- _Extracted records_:
==================================================

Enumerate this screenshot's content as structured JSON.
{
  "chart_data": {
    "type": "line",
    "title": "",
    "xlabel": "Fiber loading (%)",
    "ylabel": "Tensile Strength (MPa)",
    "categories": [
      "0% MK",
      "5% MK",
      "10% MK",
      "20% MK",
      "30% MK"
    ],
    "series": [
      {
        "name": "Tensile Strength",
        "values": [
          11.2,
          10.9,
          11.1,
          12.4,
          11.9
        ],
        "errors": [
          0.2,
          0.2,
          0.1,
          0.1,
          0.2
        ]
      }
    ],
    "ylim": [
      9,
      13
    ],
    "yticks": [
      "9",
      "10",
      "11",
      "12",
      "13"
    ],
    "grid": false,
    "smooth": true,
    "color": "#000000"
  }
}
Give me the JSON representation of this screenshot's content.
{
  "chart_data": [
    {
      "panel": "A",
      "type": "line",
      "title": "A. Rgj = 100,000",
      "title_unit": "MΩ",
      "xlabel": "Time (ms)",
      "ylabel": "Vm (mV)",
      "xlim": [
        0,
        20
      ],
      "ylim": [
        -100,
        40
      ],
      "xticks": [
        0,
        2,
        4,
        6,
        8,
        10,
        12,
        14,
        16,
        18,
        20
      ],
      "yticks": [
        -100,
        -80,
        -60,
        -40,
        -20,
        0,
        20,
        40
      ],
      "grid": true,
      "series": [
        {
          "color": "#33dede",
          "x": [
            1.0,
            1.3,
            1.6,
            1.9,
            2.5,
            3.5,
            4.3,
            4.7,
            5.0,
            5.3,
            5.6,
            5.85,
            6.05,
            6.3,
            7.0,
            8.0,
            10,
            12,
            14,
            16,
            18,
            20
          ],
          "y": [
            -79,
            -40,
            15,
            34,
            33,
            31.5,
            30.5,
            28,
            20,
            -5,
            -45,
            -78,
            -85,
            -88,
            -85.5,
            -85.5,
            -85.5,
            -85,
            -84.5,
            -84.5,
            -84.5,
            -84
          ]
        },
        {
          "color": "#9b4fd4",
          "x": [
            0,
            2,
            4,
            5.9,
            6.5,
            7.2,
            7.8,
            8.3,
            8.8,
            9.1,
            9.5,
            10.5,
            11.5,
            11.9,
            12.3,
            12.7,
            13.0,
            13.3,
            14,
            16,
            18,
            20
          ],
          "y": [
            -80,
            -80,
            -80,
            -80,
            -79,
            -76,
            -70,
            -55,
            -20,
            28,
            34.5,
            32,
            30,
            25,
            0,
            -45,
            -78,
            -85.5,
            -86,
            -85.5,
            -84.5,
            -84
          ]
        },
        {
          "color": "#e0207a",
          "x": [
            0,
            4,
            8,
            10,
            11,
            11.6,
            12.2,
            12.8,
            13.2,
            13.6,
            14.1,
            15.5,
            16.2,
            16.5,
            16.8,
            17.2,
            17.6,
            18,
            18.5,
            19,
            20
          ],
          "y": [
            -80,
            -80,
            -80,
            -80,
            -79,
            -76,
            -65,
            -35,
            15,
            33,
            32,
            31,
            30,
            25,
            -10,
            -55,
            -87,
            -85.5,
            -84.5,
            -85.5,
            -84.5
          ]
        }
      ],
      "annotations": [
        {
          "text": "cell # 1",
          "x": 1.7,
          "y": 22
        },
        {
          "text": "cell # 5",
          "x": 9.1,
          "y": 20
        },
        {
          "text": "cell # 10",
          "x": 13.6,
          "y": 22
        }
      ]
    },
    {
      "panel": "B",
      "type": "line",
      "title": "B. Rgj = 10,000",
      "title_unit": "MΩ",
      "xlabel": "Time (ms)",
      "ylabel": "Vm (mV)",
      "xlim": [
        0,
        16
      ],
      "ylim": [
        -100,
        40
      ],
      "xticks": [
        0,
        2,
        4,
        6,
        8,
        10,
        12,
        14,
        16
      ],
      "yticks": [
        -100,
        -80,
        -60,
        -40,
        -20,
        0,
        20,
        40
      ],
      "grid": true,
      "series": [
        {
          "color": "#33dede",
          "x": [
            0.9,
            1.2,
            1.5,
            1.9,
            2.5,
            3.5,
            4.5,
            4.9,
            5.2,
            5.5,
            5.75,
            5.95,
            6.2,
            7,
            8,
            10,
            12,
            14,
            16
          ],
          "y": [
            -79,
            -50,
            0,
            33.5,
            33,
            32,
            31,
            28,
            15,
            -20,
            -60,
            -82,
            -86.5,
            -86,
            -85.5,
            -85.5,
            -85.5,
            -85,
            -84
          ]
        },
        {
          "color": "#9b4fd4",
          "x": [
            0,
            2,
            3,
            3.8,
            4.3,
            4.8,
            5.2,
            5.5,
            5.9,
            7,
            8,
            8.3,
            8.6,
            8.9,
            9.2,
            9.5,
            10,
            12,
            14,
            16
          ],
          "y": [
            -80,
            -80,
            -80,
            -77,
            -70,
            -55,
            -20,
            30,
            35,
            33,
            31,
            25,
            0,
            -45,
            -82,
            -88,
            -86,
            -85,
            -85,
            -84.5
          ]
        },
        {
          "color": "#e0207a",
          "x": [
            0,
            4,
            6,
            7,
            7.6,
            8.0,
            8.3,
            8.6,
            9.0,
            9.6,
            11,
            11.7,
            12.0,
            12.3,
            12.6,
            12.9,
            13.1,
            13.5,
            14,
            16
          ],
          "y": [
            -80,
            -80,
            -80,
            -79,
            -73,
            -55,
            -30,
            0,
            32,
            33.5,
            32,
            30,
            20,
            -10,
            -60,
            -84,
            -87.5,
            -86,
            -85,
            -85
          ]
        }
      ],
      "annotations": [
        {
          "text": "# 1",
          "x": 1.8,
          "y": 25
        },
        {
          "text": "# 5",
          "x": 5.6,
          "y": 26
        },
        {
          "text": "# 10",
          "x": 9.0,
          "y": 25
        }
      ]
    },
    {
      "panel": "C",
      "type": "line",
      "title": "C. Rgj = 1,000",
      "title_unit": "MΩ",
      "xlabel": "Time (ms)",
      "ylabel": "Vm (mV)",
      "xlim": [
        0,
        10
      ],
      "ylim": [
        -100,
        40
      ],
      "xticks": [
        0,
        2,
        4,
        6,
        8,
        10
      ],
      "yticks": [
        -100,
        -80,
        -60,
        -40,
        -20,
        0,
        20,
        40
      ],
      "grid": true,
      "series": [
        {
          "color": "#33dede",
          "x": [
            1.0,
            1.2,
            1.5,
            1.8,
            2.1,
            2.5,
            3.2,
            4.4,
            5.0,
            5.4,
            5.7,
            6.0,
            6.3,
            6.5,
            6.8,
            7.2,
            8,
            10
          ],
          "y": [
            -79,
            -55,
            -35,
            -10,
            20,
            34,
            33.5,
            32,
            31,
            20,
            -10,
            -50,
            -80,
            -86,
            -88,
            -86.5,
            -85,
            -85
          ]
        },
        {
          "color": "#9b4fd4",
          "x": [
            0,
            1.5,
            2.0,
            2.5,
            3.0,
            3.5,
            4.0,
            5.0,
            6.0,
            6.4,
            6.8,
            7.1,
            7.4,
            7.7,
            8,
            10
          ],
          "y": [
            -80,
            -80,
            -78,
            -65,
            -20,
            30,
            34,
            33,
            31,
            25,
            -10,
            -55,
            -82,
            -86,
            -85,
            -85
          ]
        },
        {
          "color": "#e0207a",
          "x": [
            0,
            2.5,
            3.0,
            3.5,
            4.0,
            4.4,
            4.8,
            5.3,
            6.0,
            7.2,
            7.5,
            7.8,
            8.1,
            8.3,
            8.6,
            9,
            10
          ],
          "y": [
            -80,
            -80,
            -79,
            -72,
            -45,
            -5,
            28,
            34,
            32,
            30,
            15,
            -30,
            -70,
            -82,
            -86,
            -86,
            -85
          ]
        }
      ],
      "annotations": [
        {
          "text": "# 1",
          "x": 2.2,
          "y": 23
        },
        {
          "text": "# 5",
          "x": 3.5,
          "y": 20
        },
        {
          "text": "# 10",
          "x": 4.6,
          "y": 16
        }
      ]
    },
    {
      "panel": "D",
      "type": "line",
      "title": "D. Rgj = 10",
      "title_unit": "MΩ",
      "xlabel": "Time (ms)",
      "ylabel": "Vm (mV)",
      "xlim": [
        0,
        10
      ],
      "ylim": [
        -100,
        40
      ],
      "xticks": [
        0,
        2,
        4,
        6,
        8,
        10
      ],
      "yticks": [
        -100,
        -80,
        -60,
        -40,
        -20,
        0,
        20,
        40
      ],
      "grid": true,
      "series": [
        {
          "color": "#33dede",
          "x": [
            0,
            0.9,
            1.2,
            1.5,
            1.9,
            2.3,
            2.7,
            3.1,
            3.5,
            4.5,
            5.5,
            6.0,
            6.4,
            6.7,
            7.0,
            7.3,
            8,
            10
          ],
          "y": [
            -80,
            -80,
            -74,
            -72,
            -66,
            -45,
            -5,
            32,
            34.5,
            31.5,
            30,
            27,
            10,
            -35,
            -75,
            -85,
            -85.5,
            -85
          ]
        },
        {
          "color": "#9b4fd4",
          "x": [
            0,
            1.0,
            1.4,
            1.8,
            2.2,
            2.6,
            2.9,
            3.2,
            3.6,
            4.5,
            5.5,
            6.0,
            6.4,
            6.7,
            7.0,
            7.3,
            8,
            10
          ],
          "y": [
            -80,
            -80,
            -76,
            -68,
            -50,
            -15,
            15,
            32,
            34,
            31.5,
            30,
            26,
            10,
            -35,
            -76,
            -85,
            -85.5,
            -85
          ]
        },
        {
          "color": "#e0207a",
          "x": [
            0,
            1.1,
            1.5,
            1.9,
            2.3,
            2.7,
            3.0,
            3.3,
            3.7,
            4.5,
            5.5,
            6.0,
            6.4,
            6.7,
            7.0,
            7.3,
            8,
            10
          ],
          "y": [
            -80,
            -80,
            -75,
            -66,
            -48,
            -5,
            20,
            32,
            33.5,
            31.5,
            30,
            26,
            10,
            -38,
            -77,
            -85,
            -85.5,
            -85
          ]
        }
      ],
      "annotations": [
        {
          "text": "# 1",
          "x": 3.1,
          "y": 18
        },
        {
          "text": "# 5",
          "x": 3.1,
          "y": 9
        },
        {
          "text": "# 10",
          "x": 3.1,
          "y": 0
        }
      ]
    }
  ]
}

==================================================

Return only the count of lines in the records that hold the word "this".

- _FINISHED ANSWER_: 2